• [Work to be completed] Quote the records in full and leave their pictures out.

• [Material to process]

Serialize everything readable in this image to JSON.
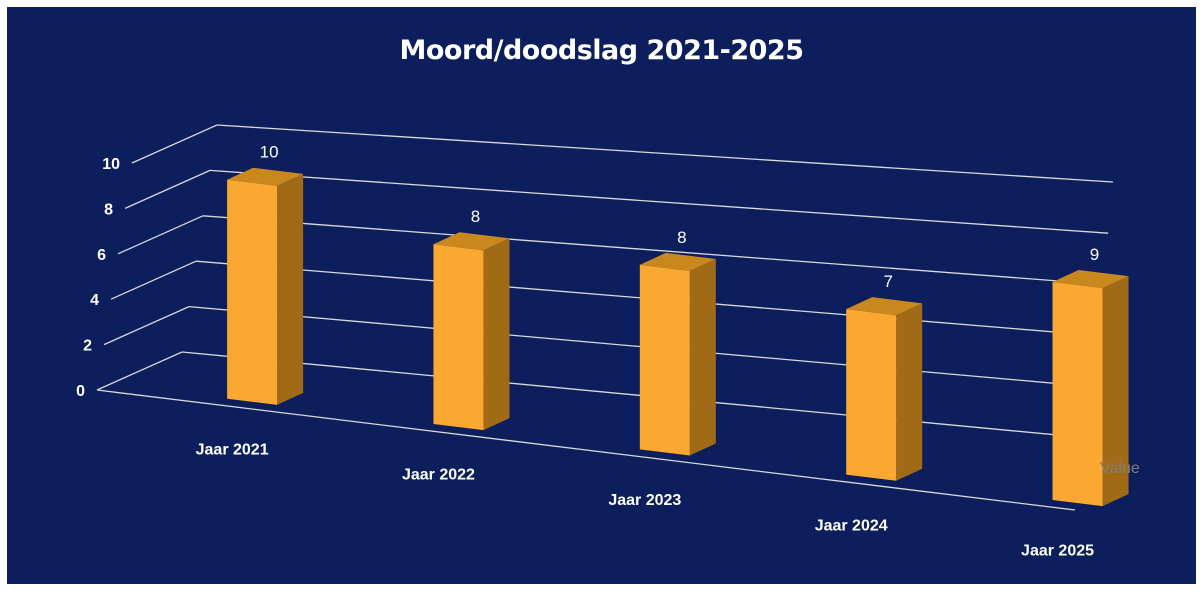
{
  "chart_data": {
    "type": "bar",
    "title": "Moord/doodslag 2021-2025",
    "categories": [
      "Jaar 2021",
      "Jaar 2022",
      "Jaar 2023",
      "Jaar 2024",
      "Jaar 2025"
    ],
    "series": [
      {
        "name": "Value",
        "values": [
          10,
          8,
          8,
          7,
          9
        ]
      }
    ],
    "ylim": [
      0,
      10
    ],
    "yticks": [
      0,
      2,
      4,
      6,
      8,
      10
    ],
    "grid": true,
    "three_d": true,
    "data_labels": true,
    "bar_color": "#faa832",
    "background_color": "#0c1f5c"
  }
}
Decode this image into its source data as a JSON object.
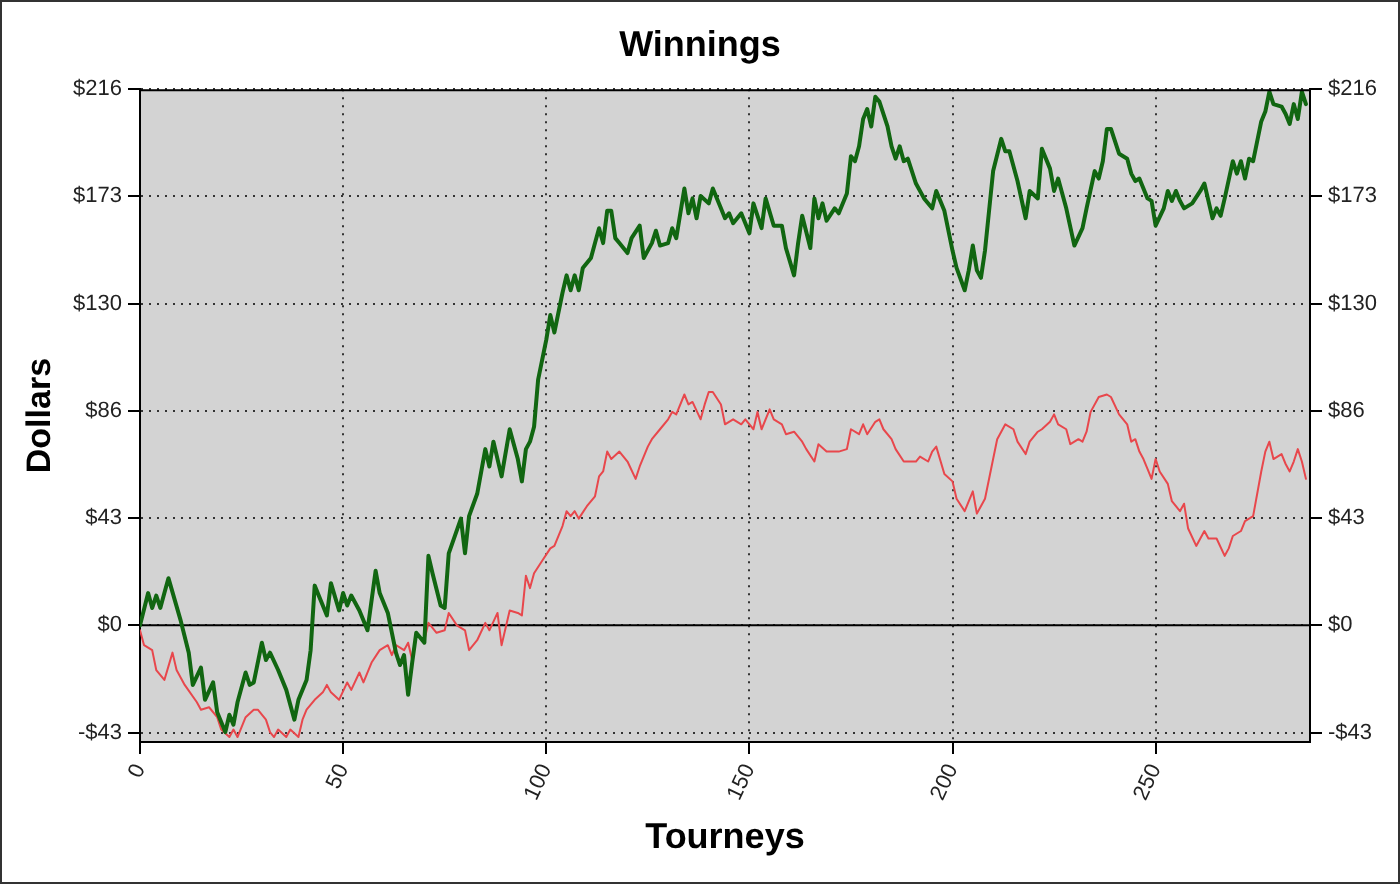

• [Right answer]
Serialize everything readable in this image to JSON.
{
  "chart_data": {
    "type": "bar",
    "title": "Moord/doodslag 2021-2025",
    "categories": [
      "Jaar 2021",
      "Jaar 2022",
      "Jaar 2023",
      "Jaar 2024",
      "Jaar 2025"
    ],
    "series": [
      {
        "name": "Value",
        "values": [
          10,
          8,
          8,
          7,
          9
        ]
      }
    ],
    "ylim": [
      0,
      10
    ],
    "yticks": [
      0,
      2,
      4,
      6,
      8,
      10
    ],
    "grid": true,
    "three_d": true,
    "data_labels": true,
    "bar_color": "#faa832",
    "background_color": "#0c1f5c"
  }
}
Decode this image into its source data as a JSON object.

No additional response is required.